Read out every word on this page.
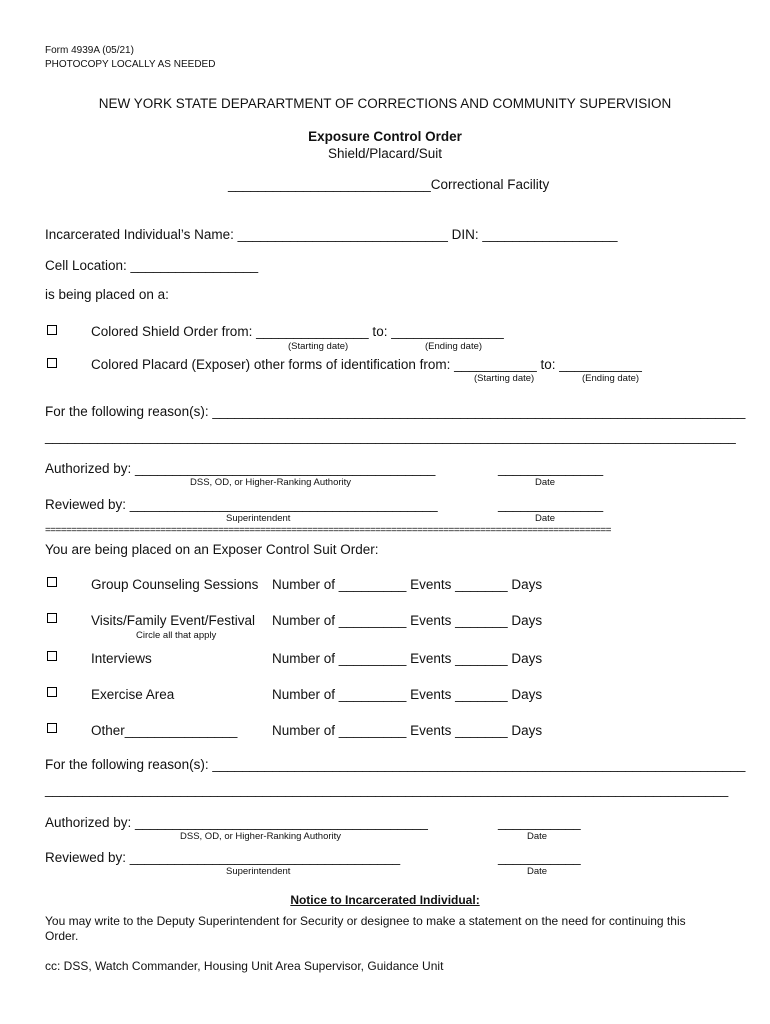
Form 4939A (05/21)
PHOTOCOPY LOCALLY AS NEEDED
NEW YORK STATE DEPARARTMENT OF CORRECTIONS AND COMMUNITY SUPERVISION
Exposure Control Order
Shield/Placard/Suit
___________________________Correctional Facility
Incarcerated Individual’s Name: ____________________________ DIN: __________________
Cell Location: _________________
is being placed on a:
Colored Shield Order from: _______________ to: _______________
(Starting date)	(Ending date)
Colored Placard (Exposer) other forms of identification from: ___________ to: ___________
(Starting date)	(Ending date)
For the following reason(s): _______________________________________________________________________
____________________________________________________________________________________________
Authorized by: ________________________________________
DSS, OD, or Higher-Ranking Authority
______________
Date
Reviewed by: _________________________________________
Superintendent
______________
Date
============================================================================================================
You are being placed on an Exposer Control Suit Order:
Group Counseling Sessions Number of _________ Events _______ Days
Visits/Family Event/Festival Number of _________ Events _______ Days
Circle all that apply
Interviews	Number of _________ Events _______ Days
Exercise Area	Number of _________ Events _______ Days
Other_______________	Number of _________ Events _______ Days
For the following reason(s): _______________________________________________________________________
___________________________________________________________________________________________
Authorized by: _______________________________________
DSS, OD, or Higher-Ranking Authority
___________
Date
Reviewed by: ____________________________________
Superintendent
___________
Date
Notice to Incarcerated Individual:
You may write to the Deputy Superintendent for Security or designee to make a statement on the need for continuing this
Order.
cc: DSS, Watch Commander, Housing Unit Area Supervisor, Guidance Unit
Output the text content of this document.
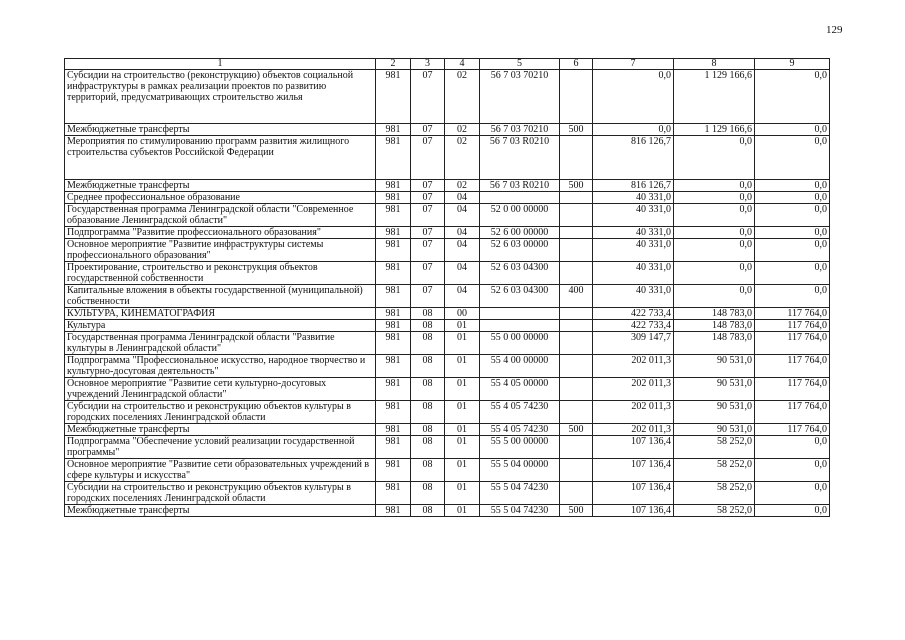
129
1	2	3	4	5	6	7	8	9
Субсидии на строительство (реконструкцию) объектов социальной инфраструктуры в рамках реализации проектов по развитию территорий, предусматривающих строительство жилья	981	07	02	56 7 03 70210		0,0	1 129 166,6	0,0
Межбюджетные трансферты	981	07	02	56 7 03 70210	500	0,0	1 129 166,6	0,0
Мероприятия по стимулированию программ развития жилищного строительства субъектов Российской Федерации	981	07	02	56 7 03 R0210		816 126,7	0,0	0,0
Межбюджетные трансферты	981	07	02	56 7 03 R0210	500	816 126,7	0,0	0,0
Среднее профессиональное образование	981	07	04			40 331,0	0,0	0,0
Государственная программа Ленинградской области "Современное образование Ленинградской области"	981	07	04	52 0 00 00000		40 331,0	0,0	0,0
Подпрограмма "Развитие профессионального образования"	981	07	04	52 6 00 00000		40 331,0	0,0	0,0
Основное мероприятие "Развитие инфраструктуры системы профессионального образования"	981	07	04	52 6 03 00000		40 331,0	0,0	0,0
Проектирование, строительство и реконструкция объектов государственной собственности	981	07	04	52 6 03 04300		40 331,0	0,0	0,0
Капитальные вложения в объекты государственной (муниципальной) собственности	981	07	04	52 6 03 04300	400	40 331,0	0,0	0,0
КУЛЬТУРА, КИНЕМАТОГРАФИЯ	981	08	00			422 733,4	148 783,0	117 764,0
Культура	981	08	01			422 733,4	148 783,0	117 764,0
Государственная программа Ленинградской области "Развитие культуры в Ленинградской области"	981	08	01	55 0 00 00000		309 147,7	148 783,0	117 764,0
Подпрограмма "Профессиональное искусство, народное творчество и культурно-досуговая деятельность"	981	08	01	55 4 00 00000		202 011,3	90 531,0	117 764,0
Основное мероприятие "Развитие сети культурно-досуговых учреждений Ленинградской области"	981	08	01	55 4 05 00000		202 011,3	90 531,0	117 764,0
Субсидии на строительство и реконструкцию объектов культуры в городских поселениях Ленинградской области	981	08	01	55 4 05 74230		202 011,3	90 531,0	117 764,0
Межбюджетные трансферты	981	08	01	55 4 05 74230	500	202 011,3	90 531,0	117 764,0
Подпрограмма "Обеспечение условий реализации государственной программы"	981	08	01	55 5 00 00000		107 136,4	58 252,0	0,0
Основное мероприятие "Развитие сети образовательных учреждений в сфере культуры и искусства"	981	08	01	55 5 04 00000		107 136,4	58 252,0	0,0
Субсидии на строительство и реконструкцию объектов культуры в городских поселениях Ленинградской области	981	08	01	55 5 04 74230		107 136,4	58 252,0	0,0
Межбюджетные трансферты	981	08	01	55 5 04 74230	500	107 136,4	58 252,0	0,0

Your task — Leave out every picture and copy the rest of the records exactly.

The answer —
Read out every word on this page.
Form 4939A (05/21)
PHOTOCOPY LOCALLY AS NEEDED
NEW YORK STATE DEPARARTMENT OF CORRECTIONS AND COMMUNITY SUPERVISION
Exposure Control Order
Shield/Placard/Suit
___________________________Correctional Facility
Incarcerated Individual’s Name: ____________________________ DIN: __________________
Cell Location: _________________
is being placed on a:
Colored Shield Order from: _______________ to: _______________
(Starting date)	(Ending date)
Colored Placard (Exposer) other forms of identification from: ___________ to: ___________
(Starting date)	(Ending date)
For the following reason(s): _______________________________________________________________________
____________________________________________________________________________________________
Authorized by: ________________________________________
DSS, OD, or Higher-Ranking Authority
______________
Date
Reviewed by: _________________________________________
Superintendent
______________
Date
============================================================================================================
You are being placed on an Exposer Control Suit Order:
Group Counseling Sessions Number of _________ Events _______ Days
Visits/Family Event/Festival Number of _________ Events _______ Days
Circle all that apply
Interviews	Number of _________ Events _______ Days
Exercise Area	Number of _________ Events _______ Days
Other_______________	Number of _________ Events _______ Days
For the following reason(s): _______________________________________________________________________
___________________________________________________________________________________________
Authorized by: _______________________________________
DSS, OD, or Higher-Ranking Authority
___________
Date
Reviewed by: ____________________________________
Superintendent
___________
Date
Notice to Incarcerated Individual:
You may write to the Deputy Superintendent for Security or designee to make a statement on the need for continuing this
Order.
cc: DSS, Watch Commander, Housing Unit Area Supervisor, Guidance Unit
Output the text content of this document.
129
1	2	3	4	5	6	7	8	9
Субсидии на строительство (реконструкцию) объектов социальной инфраструктуры в рамках реализации проектов по развитию территорий, предусматривающих строительство жилья	981	07	02	56 7 03 70210		0,0	1 129 166,6	0,0
Межбюджетные трансферты	981	07	02	56 7 03 70210	500	0,0	1 129 166,6	0,0
Мероприятия по стимулированию программ развития жилищного строительства субъектов Российской Федерации	981	07	02	56 7 03 R0210		816 126,7	0,0	0,0
Межбюджетные трансферты	981	07	02	56 7 03 R0210	500	816 126,7	0,0	0,0
Среднее профессиональное образование	981	07	04			40 331,0	0,0	0,0
Государственная программа Ленинградской области "Современное образование Ленинградской области"	981	07	04	52 0 00 00000		40 331,0	0,0	0,0
Подпрограмма "Развитие профессионального образования"	981	07	04	52 6 00 00000		40 331,0	0,0	0,0
Основное мероприятие "Развитие инфраструктуры системы профессионального образования"	981	07	04	52 6 03 00000		40 331,0	0,0	0,0
Проектирование, строительство и реконструкция объектов государственной собственности	981	07	04	52 6 03 04300		40 331,0	0,0	0,0
Капитальные вложения в объекты государственной (муниципальной) собственности	981	07	04	52 6 03 04300	400	40 331,0	0,0	0,0
КУЛЬТУРА, КИНЕМАТОГРАФИЯ	981	08	00			422 733,4	148 783,0	117 764,0
Культура	981	08	01			422 733,4	148 783,0	117 764,0
Государственная программа Ленинградской области "Развитие культуры в Ленинградской области"	981	08	01	55 0 00 00000		309 147,7	148 783,0	117 764,0
Подпрограмма "Профессиональное искусство, народное творчество и культурно-досуговая деятельность"	981	08	01	55 4 00 00000		202 011,3	90 531,0	117 764,0
Основное мероприятие "Развитие сети культурно-досуговых учреждений Ленинградской области"	981	08	01	55 4 05 00000		202 011,3	90 531,0	117 764,0
Субсидии на строительство и реконструкцию объектов культуры в городских поселениях Ленинградской области	981	08	01	55 4 05 74230		202 011,3	90 531,0	117 764,0
Межбюджетные трансферты	981	08	01	55 4 05 74230	500	202 011,3	90 531,0	117 764,0
Подпрограмма "Обеспечение условий реализации государственной программы"	981	08	01	55 5 00 00000		107 136,4	58 252,0	0,0
Основное мероприятие "Развитие сети образовательных учреждений в сфере культуры и искусства"	981	08	01	55 5 04 00000		107 136,4	58 252,0	0,0
Субсидии на строительство и реконструкцию объектов культуры в городских поселениях Ленинградской области	981	08	01	55 5 04 74230		107 136,4	58 252,0	0,0
Межбюджетные трансферты	981	08	01	55 5 04 74230	500	107 136,4	58 252,0	0,0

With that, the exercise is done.